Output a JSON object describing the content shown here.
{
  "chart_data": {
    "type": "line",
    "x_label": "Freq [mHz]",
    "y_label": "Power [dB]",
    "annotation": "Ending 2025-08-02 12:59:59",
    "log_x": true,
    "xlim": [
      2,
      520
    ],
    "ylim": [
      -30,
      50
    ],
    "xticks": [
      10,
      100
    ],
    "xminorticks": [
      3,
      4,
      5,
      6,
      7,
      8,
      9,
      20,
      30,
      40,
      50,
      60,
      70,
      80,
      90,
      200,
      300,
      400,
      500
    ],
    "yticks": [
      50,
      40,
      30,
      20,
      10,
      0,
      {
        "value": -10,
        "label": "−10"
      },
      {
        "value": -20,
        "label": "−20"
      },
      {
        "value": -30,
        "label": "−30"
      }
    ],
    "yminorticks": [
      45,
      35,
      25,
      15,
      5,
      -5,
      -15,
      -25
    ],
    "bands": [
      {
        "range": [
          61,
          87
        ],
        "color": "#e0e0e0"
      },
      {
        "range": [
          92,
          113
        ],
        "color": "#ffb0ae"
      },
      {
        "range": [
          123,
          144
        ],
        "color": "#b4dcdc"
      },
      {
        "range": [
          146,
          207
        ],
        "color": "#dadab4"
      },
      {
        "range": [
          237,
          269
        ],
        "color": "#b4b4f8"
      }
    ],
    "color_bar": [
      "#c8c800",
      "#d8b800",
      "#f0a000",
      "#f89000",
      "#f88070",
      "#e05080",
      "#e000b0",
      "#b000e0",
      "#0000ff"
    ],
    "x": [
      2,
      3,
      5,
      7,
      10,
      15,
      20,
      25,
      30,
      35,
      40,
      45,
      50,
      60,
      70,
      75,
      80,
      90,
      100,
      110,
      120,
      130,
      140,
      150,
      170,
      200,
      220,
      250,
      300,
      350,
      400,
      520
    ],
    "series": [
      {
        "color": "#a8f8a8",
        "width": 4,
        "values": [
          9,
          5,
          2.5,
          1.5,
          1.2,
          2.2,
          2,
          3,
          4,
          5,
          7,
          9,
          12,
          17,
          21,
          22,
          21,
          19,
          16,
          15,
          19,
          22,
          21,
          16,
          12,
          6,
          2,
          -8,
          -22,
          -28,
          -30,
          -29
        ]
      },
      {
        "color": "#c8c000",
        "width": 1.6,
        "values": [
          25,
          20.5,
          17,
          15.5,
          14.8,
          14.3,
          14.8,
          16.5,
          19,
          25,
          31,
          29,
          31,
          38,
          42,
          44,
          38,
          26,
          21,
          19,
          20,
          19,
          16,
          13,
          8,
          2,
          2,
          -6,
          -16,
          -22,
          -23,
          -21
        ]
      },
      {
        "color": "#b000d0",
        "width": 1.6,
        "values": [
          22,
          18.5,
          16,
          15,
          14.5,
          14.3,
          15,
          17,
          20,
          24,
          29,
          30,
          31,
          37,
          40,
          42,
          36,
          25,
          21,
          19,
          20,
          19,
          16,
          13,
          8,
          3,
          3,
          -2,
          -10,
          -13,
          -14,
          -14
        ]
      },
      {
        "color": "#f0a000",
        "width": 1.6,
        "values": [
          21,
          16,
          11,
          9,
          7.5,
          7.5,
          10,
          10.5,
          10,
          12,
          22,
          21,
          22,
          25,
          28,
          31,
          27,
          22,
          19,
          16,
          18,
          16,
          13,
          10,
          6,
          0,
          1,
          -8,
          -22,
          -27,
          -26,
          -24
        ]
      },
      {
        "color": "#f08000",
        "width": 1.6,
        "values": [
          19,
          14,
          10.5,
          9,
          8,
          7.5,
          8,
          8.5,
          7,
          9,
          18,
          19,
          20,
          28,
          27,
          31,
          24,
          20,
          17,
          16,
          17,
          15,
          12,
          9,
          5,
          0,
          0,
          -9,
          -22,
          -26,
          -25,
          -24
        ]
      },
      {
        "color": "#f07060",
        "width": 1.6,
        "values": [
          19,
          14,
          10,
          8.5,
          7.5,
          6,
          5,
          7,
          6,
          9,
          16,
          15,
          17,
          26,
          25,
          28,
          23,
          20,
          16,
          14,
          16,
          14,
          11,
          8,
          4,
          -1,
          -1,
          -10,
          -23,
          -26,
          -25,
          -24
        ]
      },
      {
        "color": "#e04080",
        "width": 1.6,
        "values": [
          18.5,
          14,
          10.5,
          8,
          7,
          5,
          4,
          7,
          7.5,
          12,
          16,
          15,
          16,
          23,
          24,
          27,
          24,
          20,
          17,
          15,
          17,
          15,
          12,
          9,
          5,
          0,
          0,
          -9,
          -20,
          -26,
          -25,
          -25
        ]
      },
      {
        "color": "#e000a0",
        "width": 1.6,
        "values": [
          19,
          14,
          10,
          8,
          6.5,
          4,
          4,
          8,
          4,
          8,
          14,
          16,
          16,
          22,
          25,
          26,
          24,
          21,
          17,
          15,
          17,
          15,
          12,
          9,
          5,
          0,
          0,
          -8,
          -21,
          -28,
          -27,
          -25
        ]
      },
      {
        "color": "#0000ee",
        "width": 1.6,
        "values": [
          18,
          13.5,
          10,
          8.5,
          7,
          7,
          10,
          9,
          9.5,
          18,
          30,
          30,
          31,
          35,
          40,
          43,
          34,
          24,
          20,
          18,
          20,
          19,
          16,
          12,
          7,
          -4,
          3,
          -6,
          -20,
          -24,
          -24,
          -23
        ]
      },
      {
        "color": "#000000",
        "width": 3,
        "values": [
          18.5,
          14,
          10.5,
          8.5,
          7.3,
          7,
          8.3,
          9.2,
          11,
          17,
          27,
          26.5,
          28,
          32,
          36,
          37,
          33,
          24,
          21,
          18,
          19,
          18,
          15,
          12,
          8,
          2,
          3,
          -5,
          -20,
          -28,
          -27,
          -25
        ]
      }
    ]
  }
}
⁂
EXERCISE AIM:
Repeat the material above in full, exactly as it stands.

OUTPUT:
Output a JSON object describing the content shown here.
{
  "chart_data": {
    "type": "line",
    "x_label": "Freq [mHz]",
    "y_label": "Power [dB]",
    "annotation": "Ending 2025-08-02 12:59:59",
    "log_x": true,
    "xlim": [
      2,
      520
    ],
    "ylim": [
      -30,
      50
    ],
    "xticks": [
      10,
      100
    ],
    "xminorticks": [
      3,
      4,
      5,
      6,
      7,
      8,
      9,
      20,
      30,
      40,
      50,
      60,
      70,
      80,
      90,
      200,
      300,
      400,
      500
    ],
    "yticks": [
      50,
      40,
      30,
      20,
      10,
      0,
      {
        "value": -10,
        "label": "−10"
      },
      {
        "value": -20,
        "label": "−20"
      },
      {
        "value": -30,
        "label": "−30"
      }
    ],
    "yminorticks": [
      45,
      35,
      25,
      15,
      5,
      -5,
      -15,
      -25
    ],
    "bands": [
      {
        "range": [
          61,
          87
        ],
        "color": "#e0e0e0"
      },
      {
        "range": [
          92,
          113
        ],
        "color": "#ffb0ae"
      },
      {
        "range": [
          123,
          144
        ],
        "color": "#b4dcdc"
      },
      {
        "range": [
          146,
          207
        ],
        "color": "#dadab4"
      },
      {
        "range": [
          237,
          269
        ],
        "color": "#b4b4f8"
      }
    ],
    "color_bar": [
      "#c8c800",
      "#d8b800",
      "#f0a000",
      "#f89000",
      "#f88070",
      "#e05080",
      "#e000b0",
      "#b000e0",
      "#0000ff"
    ],
    "x": [
      2,
      3,
      5,
      7,
      10,
      15,
      20,
      25,
      30,
      35,
      40,
      45,
      50,
      60,
      70,
      75,
      80,
      90,
      100,
      110,
      120,
      130,
      140,
      150,
      170,
      200,
      220,
      250,
      300,
      350,
      400,
      520
    ],
    "series": [
      {
        "color": "#a8f8a8",
        "width": 4,
        "values": [
          9,
          5,
          2.5,
          1.5,
          1.2,
          2.2,
          2,
          3,
          4,
          5,
          7,
          9,
          12,
          17,
          21,
          22,
          21,
          19,
          16,
          15,
          19,
          22,
          21,
          16,
          12,
          6,
          2,
          -8,
          -22,
          -28,
          -30,
          -29
        ]
      },
      {
        "color": "#c8c000",
        "width": 1.6,
        "values": [
          25,
          20.5,
          17,
          15.5,
          14.8,
          14.3,
          14.8,
          16.5,
          19,
          25,
          31,
          29,
          31,
          38,
          42,
          44,
          38,
          26,
          21,
          19,
          20,
          19,
          16,
          13,
          8,
          2,
          2,
          -6,
          -16,
          -22,
          -23,
          -21
        ]
      },
      {
        "color": "#b000d0",
        "width": 1.6,
        "values": [
          22,
          18.5,
          16,
          15,
          14.5,
          14.3,
          15,
          17,
          20,
          24,
          29,
          30,
          31,
          37,
          40,
          42,
          36,
          25,
          21,
          19,
          20,
          19,
          16,
          13,
          8,
          3,
          3,
          -2,
          -10,
          -13,
          -14,
          -14
        ]
      },
      {
        "color": "#f0a000",
        "width": 1.6,
        "values": [
          21,
          16,
          11,
          9,
          7.5,
          7.5,
          10,
          10.5,
          10,
          12,
          22,
          21,
          22,
          25,
          28,
          31,
          27,
          22,
          19,
          16,
          18,
          16,
          13,
          10,
          6,
          0,
          1,
          -8,
          -22,
          -27,
          -26,
          -24
        ]
      },
      {
        "color": "#f08000",
        "width": 1.6,
        "values": [
          19,
          14,
          10.5,
          9,
          8,
          7.5,
          8,
          8.5,
          7,
          9,
          18,
          19,
          20,
          28,
          27,
          31,
          24,
          20,
          17,
          16,
          17,
          15,
          12,
          9,
          5,
          0,
          0,
          -9,
          -22,
          -26,
          -25,
          -24
        ]
      },
      {
        "color": "#f07060",
        "width": 1.6,
        "values": [
          19,
          14,
          10,
          8.5,
          7.5,
          6,
          5,
          7,
          6,
          9,
          16,
          15,
          17,
          26,
          25,
          28,
          23,
          20,
          16,
          14,
          16,
          14,
          11,
          8,
          4,
          -1,
          -1,
          -10,
          -23,
          -26,
          -25,
          -24
        ]
      },
      {
        "color": "#e04080",
        "width": 1.6,
        "values": [
          18.5,
          14,
          10.5,
          8,
          7,
          5,
          4,
          7,
          7.5,
          12,
          16,
          15,
          16,
          23,
          24,
          27,
          24,
          20,
          17,
          15,
          17,
          15,
          12,
          9,
          5,
          0,
          0,
          -9,
          -20,
          -26,
          -25,
          -25
        ]
      },
      {
        "color": "#e000a0",
        "width": 1.6,
        "values": [
          19,
          14,
          10,
          8,
          6.5,
          4,
          4,
          8,
          4,
          8,
          14,
          16,
          16,
          22,
          25,
          26,
          24,
          21,
          17,
          15,
          17,
          15,
          12,
          9,
          5,
          0,
          0,
          -8,
          -21,
          -28,
          -27,
          -25
        ]
      },
      {
        "color": "#0000ee",
        "width": 1.6,
        "values": [
          18,
          13.5,
          10,
          8.5,
          7,
          7,
          10,
          9,
          9.5,
          18,
          30,
          30,
          31,
          35,
          40,
          43,
          34,
          24,
          20,
          18,
          20,
          19,
          16,
          12,
          7,
          -4,
          3,
          -6,
          -20,
          -24,
          -24,
          -23
        ]
      },
      {
        "color": "#000000",
        "width": 3,
        "values": [
          18.5,
          14,
          10.5,
          8.5,
          7.3,
          7,
          8.3,
          9.2,
          11,
          17,
          27,
          26.5,
          28,
          32,
          36,
          37,
          33,
          24,
          21,
          18,
          19,
          18,
          15,
          12,
          8,
          2,
          3,
          -5,
          -20,
          -28,
          -27,
          -25
        ]
      }
    ]
  }
}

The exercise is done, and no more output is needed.